_Short problem:_ Restate the records that follow word for word; no pictures should appear.

****************************************

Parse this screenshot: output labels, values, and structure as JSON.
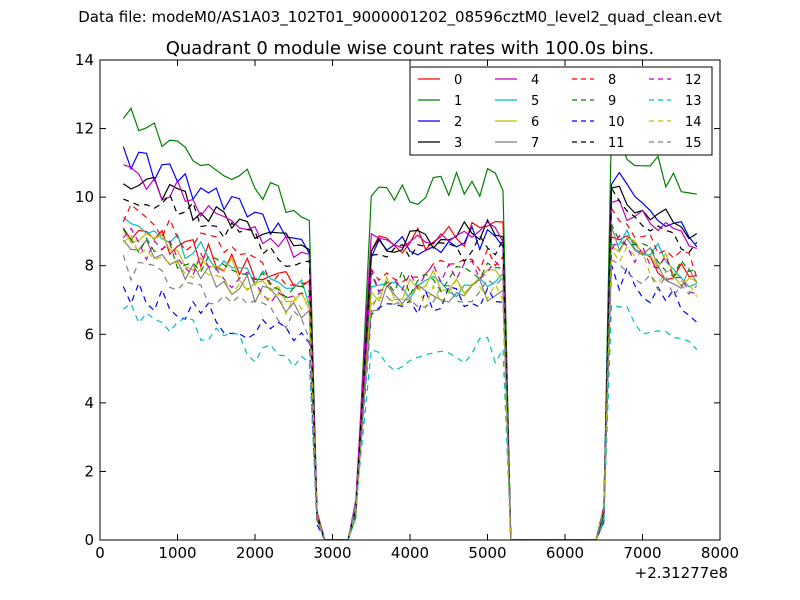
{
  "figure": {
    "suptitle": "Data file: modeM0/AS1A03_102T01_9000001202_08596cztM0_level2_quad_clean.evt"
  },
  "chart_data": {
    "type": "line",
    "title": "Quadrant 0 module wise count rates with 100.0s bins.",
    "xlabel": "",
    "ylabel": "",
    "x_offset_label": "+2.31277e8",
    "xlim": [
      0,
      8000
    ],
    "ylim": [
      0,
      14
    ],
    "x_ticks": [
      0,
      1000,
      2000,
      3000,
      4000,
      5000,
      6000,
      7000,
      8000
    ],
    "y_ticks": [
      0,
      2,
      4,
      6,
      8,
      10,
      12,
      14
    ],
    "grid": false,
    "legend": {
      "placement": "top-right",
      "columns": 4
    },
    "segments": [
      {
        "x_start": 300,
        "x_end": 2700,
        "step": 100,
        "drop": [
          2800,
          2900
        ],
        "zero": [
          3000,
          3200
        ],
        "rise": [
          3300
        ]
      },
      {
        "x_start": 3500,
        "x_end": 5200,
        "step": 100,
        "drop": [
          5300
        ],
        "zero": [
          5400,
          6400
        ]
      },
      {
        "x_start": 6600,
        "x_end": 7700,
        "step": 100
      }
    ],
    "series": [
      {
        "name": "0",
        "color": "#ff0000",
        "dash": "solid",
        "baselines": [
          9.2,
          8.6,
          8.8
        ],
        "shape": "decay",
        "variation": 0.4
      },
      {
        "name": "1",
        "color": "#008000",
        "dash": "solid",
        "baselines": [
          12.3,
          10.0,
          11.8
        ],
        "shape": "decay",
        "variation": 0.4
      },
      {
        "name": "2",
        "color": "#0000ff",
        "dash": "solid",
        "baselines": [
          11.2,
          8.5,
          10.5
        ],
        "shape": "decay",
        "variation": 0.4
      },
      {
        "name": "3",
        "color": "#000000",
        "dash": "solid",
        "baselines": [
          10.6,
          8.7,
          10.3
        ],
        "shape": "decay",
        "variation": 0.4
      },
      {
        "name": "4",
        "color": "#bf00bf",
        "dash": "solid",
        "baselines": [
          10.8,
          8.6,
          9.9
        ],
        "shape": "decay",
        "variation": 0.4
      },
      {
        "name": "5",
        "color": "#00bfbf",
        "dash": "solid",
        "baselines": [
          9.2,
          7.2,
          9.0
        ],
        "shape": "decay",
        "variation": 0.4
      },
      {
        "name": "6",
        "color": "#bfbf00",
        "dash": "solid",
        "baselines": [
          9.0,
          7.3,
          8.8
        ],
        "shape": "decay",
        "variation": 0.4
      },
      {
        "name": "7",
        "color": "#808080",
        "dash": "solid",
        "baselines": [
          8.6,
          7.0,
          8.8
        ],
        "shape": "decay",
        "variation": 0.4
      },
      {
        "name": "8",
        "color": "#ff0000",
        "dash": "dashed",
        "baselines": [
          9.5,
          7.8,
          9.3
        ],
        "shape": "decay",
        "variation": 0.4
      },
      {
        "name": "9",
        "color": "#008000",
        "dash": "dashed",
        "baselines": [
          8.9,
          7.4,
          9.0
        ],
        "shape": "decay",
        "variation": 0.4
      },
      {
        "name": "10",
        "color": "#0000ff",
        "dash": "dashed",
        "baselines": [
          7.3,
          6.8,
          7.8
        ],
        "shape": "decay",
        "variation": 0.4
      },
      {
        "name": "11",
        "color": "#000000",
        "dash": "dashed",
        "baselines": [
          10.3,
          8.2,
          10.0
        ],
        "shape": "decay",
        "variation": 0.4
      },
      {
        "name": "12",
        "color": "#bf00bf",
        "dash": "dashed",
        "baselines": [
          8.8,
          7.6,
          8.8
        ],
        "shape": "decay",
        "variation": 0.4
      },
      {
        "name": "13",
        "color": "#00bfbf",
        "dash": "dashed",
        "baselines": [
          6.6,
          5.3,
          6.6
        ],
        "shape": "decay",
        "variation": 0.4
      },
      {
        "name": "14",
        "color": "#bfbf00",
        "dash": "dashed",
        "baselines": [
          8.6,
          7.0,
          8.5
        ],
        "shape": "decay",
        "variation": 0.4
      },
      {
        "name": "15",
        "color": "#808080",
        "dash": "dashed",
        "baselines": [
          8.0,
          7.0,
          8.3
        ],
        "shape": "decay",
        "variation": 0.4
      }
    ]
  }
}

****************************************

_Complete response:_
Parse this screenshot: output labels, values, and structure as JSON.
{
  "figure": {
    "suptitle": "Data file: modeM0/AS1A03_102T01_9000001202_08596cztM0_level2_quad_clean.evt"
  },
  "chart_data": {
    "type": "line",
    "title": "Quadrant 0 module wise count rates with 100.0s bins.",
    "xlabel": "",
    "ylabel": "",
    "x_offset_label": "+2.31277e8",
    "xlim": [
      0,
      8000
    ],
    "ylim": [
      0,
      14
    ],
    "x_ticks": [
      0,
      1000,
      2000,
      3000,
      4000,
      5000,
      6000,
      7000,
      8000
    ],
    "y_ticks": [
      0,
      2,
      4,
      6,
      8,
      10,
      12,
      14
    ],
    "grid": false,
    "legend": {
      "placement": "top-right",
      "columns": 4
    },
    "segments": [
      {
        "x_start": 300,
        "x_end": 2700,
        "step": 100,
        "drop": [
          2800,
          2900
        ],
        "zero": [
          3000,
          3200
        ],
        "rise": [
          3300
        ]
      },
      {
        "x_start": 3500,
        "x_end": 5200,
        "step": 100,
        "drop": [
          5300
        ],
        "zero": [
          5400,
          6400
        ]
      },
      {
        "x_start": 6600,
        "x_end": 7700,
        "step": 100
      }
    ],
    "series": [
      {
        "name": "0",
        "color": "#ff0000",
        "dash": "solid",
        "baselines": [
          9.2,
          8.6,
          8.8
        ],
        "shape": "decay",
        "variation": 0.4
      },
      {
        "name": "1",
        "color": "#008000",
        "dash": "solid",
        "baselines": [
          12.3,
          10.0,
          11.8
        ],
        "shape": "decay",
        "variation": 0.4
      },
      {
        "name": "2",
        "color": "#0000ff",
        "dash": "solid",
        "baselines": [
          11.2,
          8.5,
          10.5
        ],
        "shape": "decay",
        "variation": 0.4
      },
      {
        "name": "3",
        "color": "#000000",
        "dash": "solid",
        "baselines": [
          10.6,
          8.7,
          10.3
        ],
        "shape": "decay",
        "variation": 0.4
      },
      {
        "name": "4",
        "color": "#bf00bf",
        "dash": "solid",
        "baselines": [
          10.8,
          8.6,
          9.9
        ],
        "shape": "decay",
        "variation": 0.4
      },
      {
        "name": "5",
        "color": "#00bfbf",
        "dash": "solid",
        "baselines": [
          9.2,
          7.2,
          9.0
        ],
        "shape": "decay",
        "variation": 0.4
      },
      {
        "name": "6",
        "color": "#bfbf00",
        "dash": "solid",
        "baselines": [
          9.0,
          7.3,
          8.8
        ],
        "shape": "decay",
        "variation": 0.4
      },
      {
        "name": "7",
        "color": "#808080",
        "dash": "solid",
        "baselines": [
          8.6,
          7.0,
          8.8
        ],
        "shape": "decay",
        "variation": 0.4
      },
      {
        "name": "8",
        "color": "#ff0000",
        "dash": "dashed",
        "baselines": [
          9.5,
          7.8,
          9.3
        ],
        "shape": "decay",
        "variation": 0.4
      },
      {
        "name": "9",
        "color": "#008000",
        "dash": "dashed",
        "baselines": [
          8.9,
          7.4,
          9.0
        ],
        "shape": "decay",
        "variation": 0.4
      },
      {
        "name": "10",
        "color": "#0000ff",
        "dash": "dashed",
        "baselines": [
          7.3,
          6.8,
          7.8
        ],
        "shape": "decay",
        "variation": 0.4
      },
      {
        "name": "11",
        "color": "#000000",
        "dash": "dashed",
        "baselines": [
          10.3,
          8.2,
          10.0
        ],
        "shape": "decay",
        "variation": 0.4
      },
      {
        "name": "12",
        "color": "#bf00bf",
        "dash": "dashed",
        "baselines": [
          8.8,
          7.6,
          8.8
        ],
        "shape": "decay",
        "variation": 0.4
      },
      {
        "name": "13",
        "color": "#00bfbf",
        "dash": "dashed",
        "baselines": [
          6.6,
          5.3,
          6.6
        ],
        "shape": "decay",
        "variation": 0.4
      },
      {
        "name": "14",
        "color": "#bfbf00",
        "dash": "dashed",
        "baselines": [
          8.6,
          7.0,
          8.5
        ],
        "shape": "decay",
        "variation": 0.4
      },
      {
        "name": "15",
        "color": "#808080",
        "dash": "dashed",
        "baselines": [
          8.0,
          7.0,
          8.3
        ],
        "shape": "decay",
        "variation": 0.4
      }
    ]
  }
}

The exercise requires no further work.